Carry none of the pictures over; set down the material below exactly.

· · · ·

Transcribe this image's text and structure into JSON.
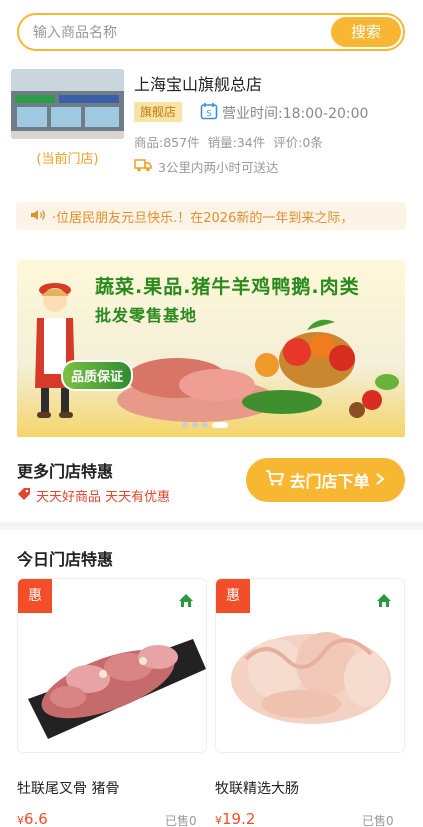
{
  "search": {
    "placeholder": "输入商品名称",
    "button_label": "搜索"
  },
  "store": {
    "current_label": "(当前门店)",
    "name": "上海宝山旗舰总店",
    "tag": "旗舰店",
    "hours": "营业时间:18:00-20:00",
    "products": "商品:857件",
    "sales": "销量:34件",
    "reviews": "评价:0条",
    "delivery": "3公里内两小时可送达"
  },
  "notice": {
    "text": "·位居民朋友元旦快乐.！在2026新的一年到来之际，"
  },
  "banner": {
    "title": "蔬菜.果品.猪牛羊鸡鸭鹅.肉类",
    "subtitle": "批发零售基地",
    "badge": "品质保证",
    "slide_count": 4,
    "active_slide": 4
  },
  "more_deals": {
    "title": "更多门店特惠",
    "subtitle": "天天好商品 天天有优惠",
    "button_label": "去门店下单"
  },
  "today": {
    "title": "今日门店特惠",
    "products": [
      {
        "tag": "惠",
        "name": "牡联尾叉骨 猪骨",
        "currency": "¥",
        "price": "6.6",
        "sold": "已售0"
      },
      {
        "tag": "惠",
        "name": "牧联精选大肠",
        "currency": "¥",
        "price": "19.2",
        "sold": "已售0"
      }
    ]
  },
  "colors": {
    "accent": "#f7b733",
    "deal_red": "#f24e2a",
    "notice": "#e0912f",
    "green": "#2a8a1e"
  }
}
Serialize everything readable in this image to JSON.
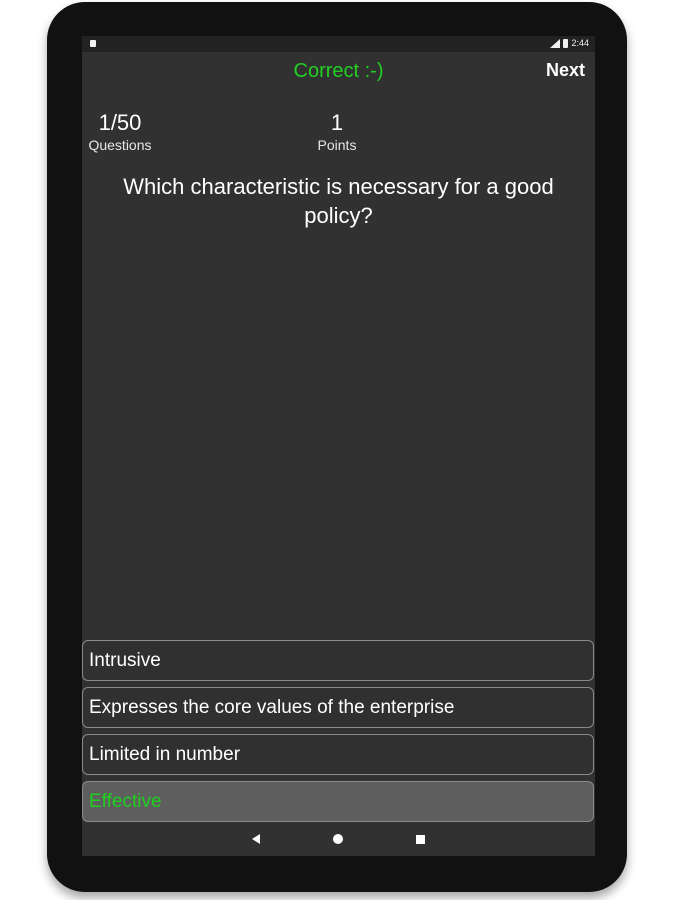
{
  "status_bar": {
    "time": "2:44"
  },
  "header": {
    "result": "Correct :-)",
    "next_label": "Next",
    "result_color": "#22d022"
  },
  "stats": {
    "questions_value": "1/50",
    "questions_label": "Questions",
    "points_value": "1",
    "points_label": "Points"
  },
  "question": {
    "text": "Which characteristic is necessary for a good policy?"
  },
  "answers": [
    {
      "label": "Intrusive"
    },
    {
      "label": "Expresses the core values of the enterprise"
    },
    {
      "label": "Limited in number"
    },
    {
      "label": "Effective",
      "selected": true,
      "color": "#1fd01f"
    }
  ],
  "navigation": {
    "back_icon": "back-icon",
    "home_icon": "home-icon",
    "recent_icon": "recent-apps-icon"
  }
}
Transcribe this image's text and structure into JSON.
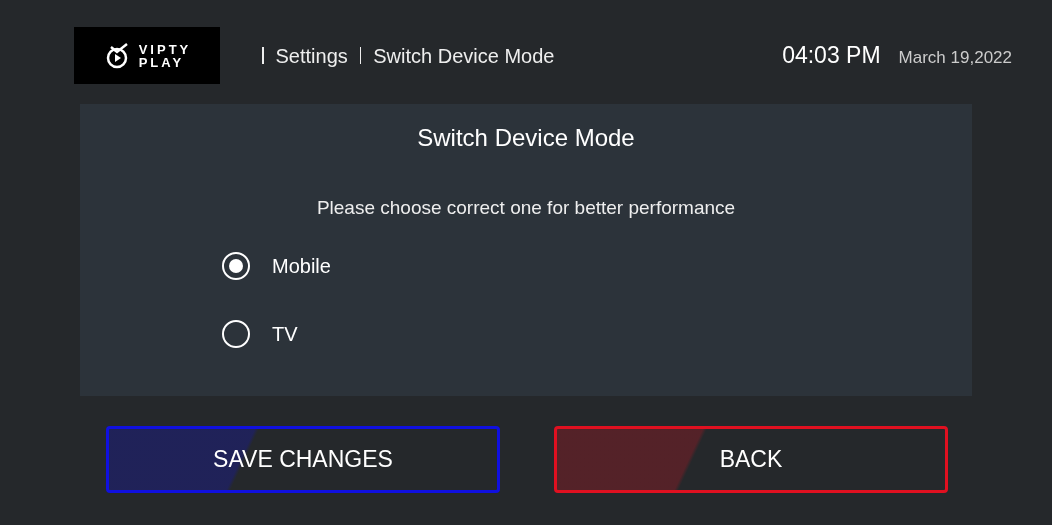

· · · ·

■ RESPONSE FOR THIS EXERCISE:
Transcribe this image's text and structure into JSON.
{
  "search": {
    "placeholder": "输入商品名称",
    "button_label": "搜索"
  },
  "store": {
    "current_label": "(当前门店)",
    "name": "上海宝山旗舰总店",
    "tag": "旗舰店",
    "hours": "营业时间:18:00-20:00",
    "products": "商品:857件",
    "sales": "销量:34件",
    "reviews": "评价:0条",
    "delivery": "3公里内两小时可送达"
  },
  "notice": {
    "text": "·位居民朋友元旦快乐.！在2026新的一年到来之际，"
  },
  "banner": {
    "title": "蔬菜.果品.猪牛羊鸡鸭鹅.肉类",
    "subtitle": "批发零售基地",
    "badge": "品质保证",
    "slide_count": 4,
    "active_slide": 4
  },
  "more_deals": {
    "title": "更多门店特惠",
    "subtitle": "天天好商品 天天有优惠",
    "button_label": "去门店下单"
  },
  "today": {
    "title": "今日门店特惠",
    "products": [
      {
        "tag": "惠",
        "name": "牡联尾叉骨 猪骨",
        "currency": "¥",
        "price": "6.6",
        "sold": "已售0"
      },
      {
        "tag": "惠",
        "name": "牧联精选大肠",
        "currency": "¥",
        "price": "19.2",
        "sold": "已售0"
      }
    ]
  },
  "colors": {
    "accent": "#f7b733",
    "deal_red": "#f24e2a",
    "notice": "#e0912f",
    "green": "#2a8a1e"
  }
}
Serialize everything readable in this image to JSON.
{
  "status_bar": {
    "time": "2:44"
  },
  "header": {
    "result": "Correct :-)",
    "next_label": "Next",
    "result_color": "#22d022"
  },
  "stats": {
    "questions_value": "1/50",
    "questions_label": "Questions",
    "points_value": "1",
    "points_label": "Points"
  },
  "question": {
    "text": "Which characteristic is necessary for a good policy?"
  },
  "answers": [
    {
      "label": "Intrusive"
    },
    {
      "label": "Expresses the core values of the enterprise"
    },
    {
      "label": "Limited in number"
    },
    {
      "label": "Effective",
      "selected": true,
      "color": "#1fd01f"
    }
  ],
  "navigation": {
    "back_icon": "back-icon",
    "home_icon": "home-icon",
    "recent_icon": "recent-apps-icon"
  }
}
Transcribe this image's text and structure into JSON.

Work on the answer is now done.